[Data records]
☆ ☆ ☆ ☆ ☆ ☆ ☆

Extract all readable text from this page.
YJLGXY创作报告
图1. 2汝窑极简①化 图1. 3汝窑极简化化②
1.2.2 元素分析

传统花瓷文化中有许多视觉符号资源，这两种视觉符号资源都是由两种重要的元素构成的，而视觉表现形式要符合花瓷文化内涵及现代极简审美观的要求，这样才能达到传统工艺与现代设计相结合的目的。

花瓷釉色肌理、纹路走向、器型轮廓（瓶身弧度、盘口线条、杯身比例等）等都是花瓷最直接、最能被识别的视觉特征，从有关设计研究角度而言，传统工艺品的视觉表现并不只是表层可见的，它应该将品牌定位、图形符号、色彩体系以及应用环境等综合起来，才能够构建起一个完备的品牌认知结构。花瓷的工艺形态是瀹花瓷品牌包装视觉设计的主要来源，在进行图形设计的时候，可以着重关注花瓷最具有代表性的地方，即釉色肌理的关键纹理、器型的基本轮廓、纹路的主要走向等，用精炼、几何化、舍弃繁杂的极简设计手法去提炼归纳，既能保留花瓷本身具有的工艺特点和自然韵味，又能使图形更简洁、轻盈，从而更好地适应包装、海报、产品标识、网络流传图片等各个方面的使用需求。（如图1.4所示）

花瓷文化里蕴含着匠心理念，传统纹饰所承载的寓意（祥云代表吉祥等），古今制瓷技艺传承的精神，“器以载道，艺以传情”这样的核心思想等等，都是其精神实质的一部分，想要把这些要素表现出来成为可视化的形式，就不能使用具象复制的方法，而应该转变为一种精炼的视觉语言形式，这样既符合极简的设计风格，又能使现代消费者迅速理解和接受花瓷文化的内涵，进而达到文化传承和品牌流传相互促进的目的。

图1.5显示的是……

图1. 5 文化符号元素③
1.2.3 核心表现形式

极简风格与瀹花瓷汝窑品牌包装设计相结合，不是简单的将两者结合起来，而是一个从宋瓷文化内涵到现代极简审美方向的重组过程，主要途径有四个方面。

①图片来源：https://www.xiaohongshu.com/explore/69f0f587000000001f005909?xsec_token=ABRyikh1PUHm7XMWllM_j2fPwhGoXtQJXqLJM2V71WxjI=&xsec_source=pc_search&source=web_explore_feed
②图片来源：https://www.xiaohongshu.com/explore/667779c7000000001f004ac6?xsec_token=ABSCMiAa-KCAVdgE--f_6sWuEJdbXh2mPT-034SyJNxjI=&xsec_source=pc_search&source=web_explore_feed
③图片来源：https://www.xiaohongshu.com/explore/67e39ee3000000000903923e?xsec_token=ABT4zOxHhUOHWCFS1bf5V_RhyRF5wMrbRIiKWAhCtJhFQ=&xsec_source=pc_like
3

☆ ☆ ☆ ☆ ☆ ☆ ☆

» TASK DIRECTIONS
Take the lines above and retype all of them exactly.

» WRITTEN SOLUTION
Extract all readable text from this page.
YJLGXY创作报告
图1. 2汝窑极简①化 图1. 3汝窑极简化化②
1.2.2 元素分析

传统花瓷文化中有许多视觉符号资源，这两种视觉符号资源都是由两种重要的元素构成的，而视觉表现形式要符合花瓷文化内涵及现代极简审美观的要求，这样才能达到传统工艺与现代设计相结合的目的。

花瓷釉色肌理、纹路走向、器型轮廓（瓶身弧度、盘口线条、杯身比例等）等都是花瓷最直接、最能被识别的视觉特征，从有关设计研究角度而言，传统工艺品的视觉表现并不只是表层可见的，它应该将品牌定位、图形符号、色彩体系以及应用环境等综合起来，才能够构建起一个完备的品牌认知结构。花瓷的工艺形态是瀹花瓷品牌包装视觉设计的主要来源，在进行图形设计的时候，可以着重关注花瓷最具有代表性的地方，即釉色肌理的关键纹理、器型的基本轮廓、纹路的主要走向等，用精炼、几何化、舍弃繁杂的极简设计手法去提炼归纳，既能保留花瓷本身具有的工艺特点和自然韵味，又能使图形更简洁、轻盈，从而更好地适应包装、海报、产品标识、网络流传图片等各个方面的使用需求。（如图1.4所示）

花瓷文化里蕴含着匠心理念，传统纹饰所承载的寓意（祥云代表吉祥等），古今制瓷技艺传承的精神，“器以载道，艺以传情”这样的核心思想等等，都是其精神实质的一部分，想要把这些要素表现出来成为可视化的形式，就不能使用具象复制的方法，而应该转变为一种精炼的视觉语言形式，这样既符合极简的设计风格，又能使现代消费者迅速理解和接受花瓷文化的内涵，进而达到文化传承和品牌流传相互促进的目的。

图1.5显示的是……

图1. 5 文化符号元素③
1.2.3 核心表现形式

极简风格与瀹花瓷汝窑品牌包装设计相结合，不是简单的将两者结合起来，而是一个从宋瓷文化内涵到现代极简审美方向的重组过程，主要途径有四个方面。

①图片来源：https://www.xiaohongshu.com/explore/69f0f587000000001f005909?xsec_token=ABRyikh1PUHm7XMWllM_j2fPwhGoXtQJXqLJM2V71WxjI=&xsec_source=pc_search&source=web_explore_feed
②图片来源：https://www.xiaohongshu.com/explore/667779c7000000001f004ac6?xsec_token=ABSCMiAa-KCAVdgE--f_6sWuEJdbXh2mPT-034SyJNxjI=&xsec_source=pc_search&source=web_explore_feed
③图片来源：https://www.xiaohongshu.com/explore/67e39ee3000000000903923e?xsec_token=ABT4zOxHhUOHWCFS1bf5V_RhyRF5wMrbRIiKWAhCtJhFQ=&xsec_source=pc_like
3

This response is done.